» **TASK DETAILS**:
All records must be quoted exactly. Omit the pictures.

» **RECORDED DATA**:
= = = = = = =
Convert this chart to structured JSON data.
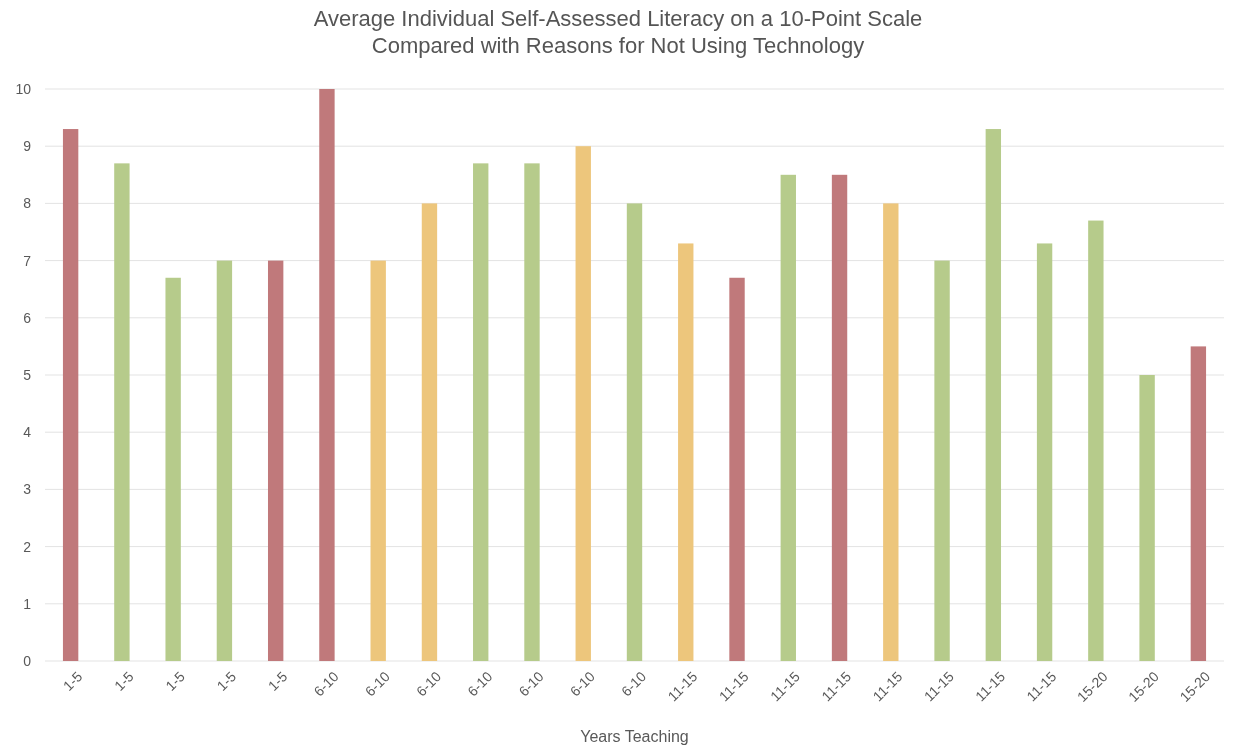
{
  "chart_data": {
    "type": "bar",
    "title": "Average Individual Self-Assessed Literacy on a 10-Point Scale\nCompared with Reasons for Not Using Technology",
    "xlabel": "Years Teaching",
    "categories": [
      "1-5",
      "1-5",
      "1-5",
      "1-5",
      "1-5",
      "6-10",
      "6-10",
      "6-10",
      "6-10",
      "6-10",
      "6-10",
      "6-10",
      "11-15",
      "11-15",
      "11-15",
      "11-15",
      "11-15",
      "11-15",
      "11-15",
      "11-15",
      "15-20",
      "15-20",
      "15-20"
    ],
    "values": [
      9.3,
      8.7,
      6.7,
      7,
      7,
      10,
      7,
      8,
      8.7,
      8.7,
      9,
      8,
      7.3,
      6.7,
      8.5,
      8.5,
      8,
      7,
      9.3,
      7.3,
      7.7,
      5,
      5.5
    ],
    "colors": [
      "#c0797b",
      "#b6cb8b",
      "#b6cb8b",
      "#b6cb8b",
      "#c0797b",
      "#c0797b",
      "#edc67c",
      "#edc67c",
      "#b6cb8b",
      "#b6cb8b",
      "#edc67c",
      "#b6cb8b",
      "#edc67c",
      "#c0797b",
      "#b6cb8b",
      "#c0797b",
      "#edc67c",
      "#b6cb8b",
      "#b6cb8b",
      "#b6cb8b",
      "#b6cb8b",
      "#b6cb8b",
      "#c0797b"
    ],
    "ylim": [
      0,
      10
    ],
    "yticks": [
      0,
      1,
      2,
      3,
      4,
      5,
      6,
      7,
      8,
      9,
      10
    ],
    "grid": "y"
  }
}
= = = = = = =
» **WRITTEN RESPONSE**:
Convert this chart to structured JSON data.
{
  "chart_data": {
    "type": "bar",
    "title": "Average Individual Self-Assessed Literacy on a 10-Point Scale\nCompared with Reasons for Not Using Technology",
    "xlabel": "Years Teaching",
    "categories": [
      "1-5",
      "1-5",
      "1-5",
      "1-5",
      "1-5",
      "6-10",
      "6-10",
      "6-10",
      "6-10",
      "6-10",
      "6-10",
      "6-10",
      "11-15",
      "11-15",
      "11-15",
      "11-15",
      "11-15",
      "11-15",
      "11-15",
      "11-15",
      "15-20",
      "15-20",
      "15-20"
    ],
    "values": [
      9.3,
      8.7,
      6.7,
      7,
      7,
      10,
      7,
      8,
      8.7,
      8.7,
      9,
      8,
      7.3,
      6.7,
      8.5,
      8.5,
      8,
      7,
      9.3,
      7.3,
      7.7,
      5,
      5.5
    ],
    "colors": [
      "#c0797b",
      "#b6cb8b",
      "#b6cb8b",
      "#b6cb8b",
      "#c0797b",
      "#c0797b",
      "#edc67c",
      "#edc67c",
      "#b6cb8b",
      "#b6cb8b",
      "#edc67c",
      "#b6cb8b",
      "#edc67c",
      "#c0797b",
      "#b6cb8b",
      "#c0797b",
      "#edc67c",
      "#b6cb8b",
      "#b6cb8b",
      "#b6cb8b",
      "#b6cb8b",
      "#b6cb8b",
      "#c0797b"
    ],
    "ylim": [
      0,
      10
    ],
    "yticks": [
      0,
      1,
      2,
      3,
      4,
      5,
      6,
      7,
      8,
      9,
      10
    ],
    "grid": "y"
  }
}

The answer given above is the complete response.